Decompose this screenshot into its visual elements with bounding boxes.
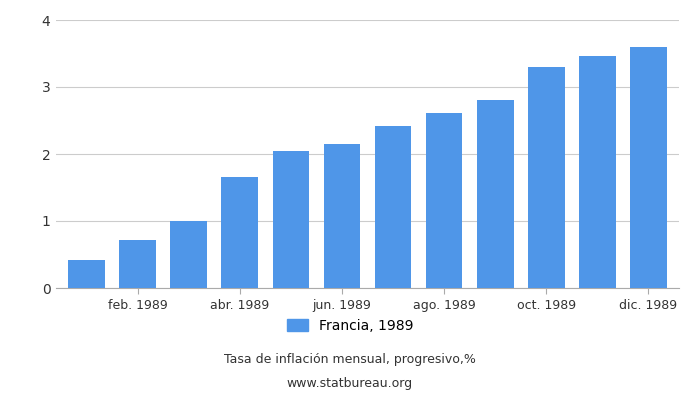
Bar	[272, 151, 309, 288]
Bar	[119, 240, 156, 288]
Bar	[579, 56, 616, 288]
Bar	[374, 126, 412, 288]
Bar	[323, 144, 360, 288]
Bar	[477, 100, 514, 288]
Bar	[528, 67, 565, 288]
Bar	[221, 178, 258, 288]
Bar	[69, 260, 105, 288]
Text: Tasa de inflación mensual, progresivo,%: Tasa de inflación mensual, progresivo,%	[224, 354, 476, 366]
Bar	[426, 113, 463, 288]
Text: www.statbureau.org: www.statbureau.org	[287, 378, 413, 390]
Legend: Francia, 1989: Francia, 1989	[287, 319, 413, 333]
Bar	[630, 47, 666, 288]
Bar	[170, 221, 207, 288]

• [REQUIREMENT]
Please quote the records above word for word, leaving out the pictures.

• [THE ANSWER]
Decompose this screenshot into its visual elements with bounding boxes.
Bar	[272, 151, 309, 288]
Bar	[119, 240, 156, 288]
Bar	[579, 56, 616, 288]
Bar	[374, 126, 412, 288]
Bar	[323, 144, 360, 288]
Bar	[477, 100, 514, 288]
Bar	[528, 67, 565, 288]
Bar	[221, 178, 258, 288]
Bar	[69, 260, 105, 288]
Text: Tasa de inflación mensual, progresivo,%: Tasa de inflación mensual, progresivo,%	[224, 354, 476, 366]
Bar	[426, 113, 463, 288]
Text: www.statbureau.org: www.statbureau.org	[287, 378, 413, 390]
Legend: Francia, 1989: Francia, 1989	[287, 319, 413, 333]
Bar	[630, 47, 666, 288]
Bar	[170, 221, 207, 288]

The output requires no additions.